_Information provided_.
_____

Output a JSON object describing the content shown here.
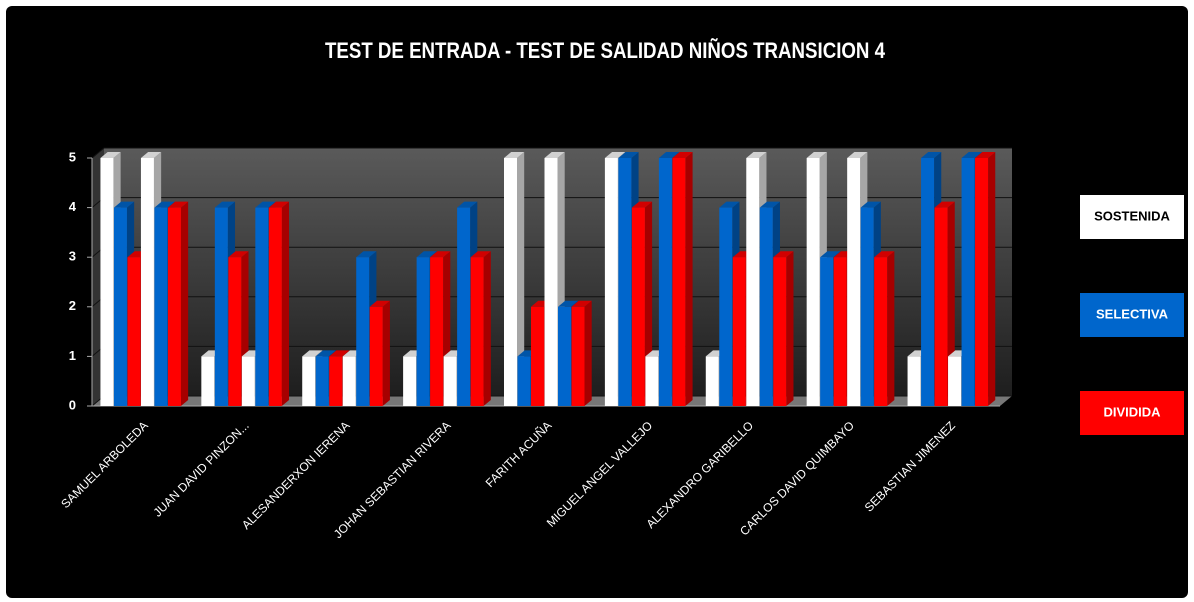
{
  "chart_data": {
    "type": "bar3d",
    "title": "TEST DE ENTRADA - TEST DE SALIDAD NIÑOS TRANSICION 4",
    "categories": [
      "SAMUEL ARBOLEDA",
      "JUAN DAVID PINZON...",
      "ALESANDERXON IERENA",
      "JOHAN SEBASTIAN RIVERA",
      "FARITH ACUÑA",
      "MIGUEL ANGEL VALLEJO",
      "ALEXANDRO GARIBELLO",
      "CARLOS DAVID QUIMBAYO",
      "SEBASTIAN JIMENEZ"
    ],
    "series": [
      {
        "name": "SOSTENIDA",
        "color": "#ffffff",
        "values": [
          [
            5,
            5
          ],
          [
            1,
            1
          ],
          [
            1,
            1
          ],
          [
            1,
            1
          ],
          [
            5,
            5
          ],
          [
            5,
            1
          ],
          [
            1,
            5
          ],
          [
            5,
            5
          ],
          [
            1,
            1
          ]
        ]
      },
      {
        "name": "SELECTIVA",
        "color": "#0066cc",
        "values": [
          [
            4,
            4
          ],
          [
            4,
            4
          ],
          [
            1,
            3
          ],
          [
            3,
            4
          ],
          [
            1,
            2
          ],
          [
            5,
            5
          ],
          [
            4,
            4
          ],
          [
            3,
            4
          ],
          [
            5,
            5
          ]
        ]
      },
      {
        "name": "DIVIDIDA",
        "color": "#ff0000",
        "values": [
          [
            3,
            4
          ],
          [
            3,
            4
          ],
          [
            1,
            2
          ],
          [
            3,
            3
          ],
          [
            2,
            2
          ],
          [
            4,
            5
          ],
          [
            3,
            3
          ],
          [
            3,
            3
          ],
          [
            4,
            5
          ]
        ]
      }
    ],
    "ylim": [
      0,
      5
    ],
    "yticks": [
      0,
      1,
      2,
      3,
      4,
      5
    ],
    "grid": true,
    "legend": "right"
  }
}
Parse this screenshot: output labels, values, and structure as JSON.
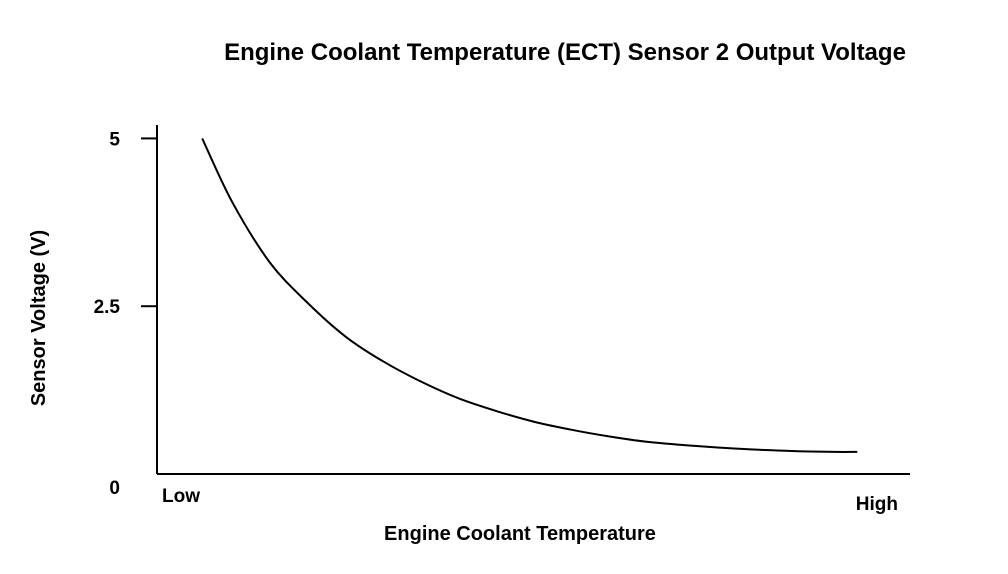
{
  "chart_data": {
    "type": "line",
    "title": "Engine Coolant Temperature (ECT) Sensor 2 Output Voltage",
    "xlabel": "Engine Coolant Temperature",
    "ylabel": "Sensor Voltage (V)",
    "x_tick_labels": [
      "Low",
      "High"
    ],
    "y_ticks": [
      {
        "value": 0,
        "label": "0"
      },
      {
        "value": 2.5,
        "label": "2.5"
      },
      {
        "value": 5,
        "label": "5"
      }
    ],
    "xlim": [
      0,
      1
    ],
    "ylim": [
      0,
      5.2
    ],
    "grid": false,
    "series": [
      {
        "x": [
          0.06,
          0.1,
          0.15,
          0.2,
          0.25,
          0.3,
          0.35,
          0.4,
          0.45,
          0.5,
          0.55,
          0.6,
          0.65,
          0.7,
          0.75,
          0.8,
          0.85,
          0.9,
          0.93
        ],
        "y": [
          5.0,
          4.05,
          3.15,
          2.55,
          2.05,
          1.68,
          1.38,
          1.13,
          0.94,
          0.78,
          0.66,
          0.56,
          0.48,
          0.43,
          0.39,
          0.36,
          0.34,
          0.33,
          0.33
        ]
      }
    ]
  }
}
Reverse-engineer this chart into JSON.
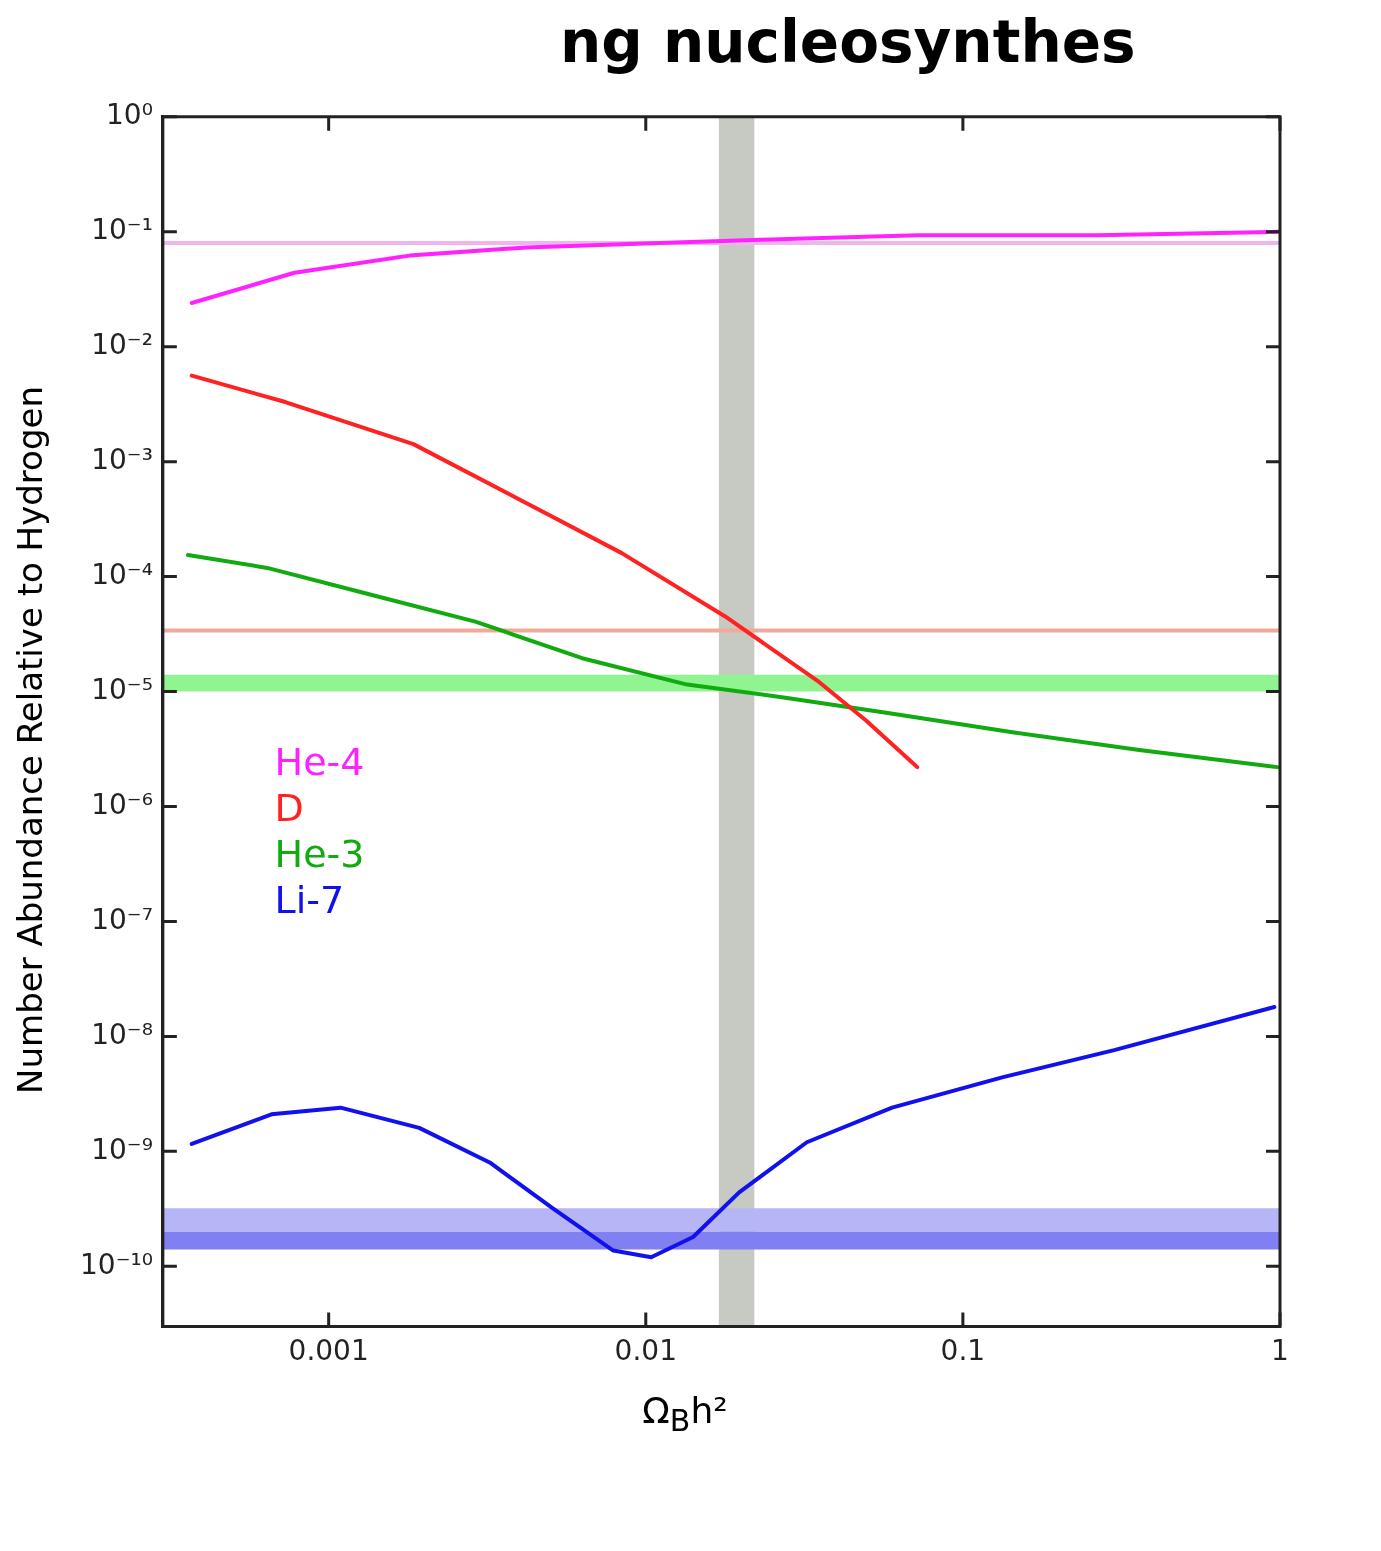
{
  "chart_data": {
    "type": "line",
    "title": "ng nucleosynthes",
    "xlabel": "Ω$_{B}$h²",
    "ylabel": "Number Abundance Relative to Hydrogen",
    "log": "xy",
    "legend": "left",
    "xlim": [
      0.0003,
      1
    ],
    "xticks": [
      0.001,
      0.01,
      0.1,
      1
    ],
    "ylim": [
      3e-11,
      1
    ],
    "yticks": [
      {
        "value": 1,
        "label": "10⁰"
      },
      {
        "value": 0.1,
        "label": "10⁻¹"
      },
      {
        "value": 0.01,
        "label": "10⁻²"
      },
      {
        "value": 0.001,
        "label": "10⁻³"
      },
      {
        "value": 0.0001,
        "label": "10⁻⁴"
      },
      {
        "value": 1e-05,
        "label": "10⁻⁵"
      },
      {
        "value": 1e-06,
        "label": "10⁻⁶"
      },
      {
        "value": 1e-07,
        "label": "10⁻⁷"
      },
      {
        "value": 1e-08,
        "label": "10⁻⁸"
      },
      {
        "value": 1e-09,
        "label": "10⁻⁹"
      },
      {
        "value": 1e-10,
        "label": "10⁻¹⁰"
      }
    ],
    "series": [
      {
        "name": "He-4",
        "color": "#ff22ff",
        "x": [
          0.00037,
          0.00078,
          0.0018,
          0.0042,
          0.0099,
          0.023,
          0.072,
          0.265,
          0.99
        ],
        "values": [
          0.024,
          0.044,
          0.062,
          0.073,
          0.079,
          0.085,
          0.093,
          0.093,
          0.1
        ]
      },
      {
        "name": "D",
        "color": "#ff2222",
        "x": [
          0.00037,
          0.00073,
          0.00185,
          0.00405,
          0.0084,
          0.0178,
          0.0348,
          0.0495,
          0.0718
        ],
        "values": [
          0.0056,
          0.0033,
          0.00142,
          0.00046,
          0.00016,
          4.5e-05,
          1.24e-05,
          5.6e-06,
          2.2e-06
        ]
      },
      {
        "name": "He-3",
        "color": "#11aa11",
        "x": [
          0.00036,
          0.00064,
          0.00136,
          0.0029,
          0.0063,
          0.0135,
          0.0279,
          0.058,
          0.145,
          0.36,
          0.98
        ],
        "values": [
          0.000154,
          0.000119,
          6.95e-05,
          4.06e-05,
          1.95e-05,
          1.15e-05,
          8.8e-06,
          6.5e-06,
          4.4e-06,
          3.1e-06,
          2.2e-06
        ]
      },
      {
        "name": "Li-7",
        "color": "#1111ee",
        "x": [
          0.00037,
          0.00066,
          0.00109,
          0.00193,
          0.00322,
          0.00508,
          0.0079,
          0.0104,
          0.0141,
          0.0197,
          0.0322,
          0.0598,
          0.133,
          0.3,
          0.96
        ],
        "values": [
          1.16e-09,
          2.1e-09,
          2.4e-09,
          1.6e-09,
          8e-10,
          3.2e-10,
          1.37e-10,
          1.2e-10,
          1.8e-10,
          4.4e-10,
          1.2e-09,
          2.4e-09,
          4.4e-09,
          7.6e-09,
          1.8e-08
        ]
      }
    ],
    "ref_lines": [
      {
        "axis": "y",
        "value": 0.08,
        "color": "#f0b4f0"
      },
      {
        "axis": "y",
        "value": 3.4e-05,
        "color": "#f0aa9a"
      }
    ],
    "bands": [
      {
        "axis": "x",
        "from": 0.017,
        "to": 0.022,
        "color": "#c6cac2"
      },
      {
        "axis": "y",
        "from": 1e-05,
        "to": 1.4e-05,
        "color": "#90f490"
      },
      {
        "axis": "y",
        "from": 2e-10,
        "to": 3.2e-10,
        "color": "#b6b6f6"
      },
      {
        "axis": "y",
        "from": 1.4e-10,
        "to": 2e-10,
        "color": "#8080f2"
      }
    ]
  }
}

_____

Pick out and copy the lines of the material that include the word "JSON".

Output a JSON object describing the content shown here.
Parse this screenshot: output labels, values, and structure as JSON.
Reverse-engineer this chart into JSON.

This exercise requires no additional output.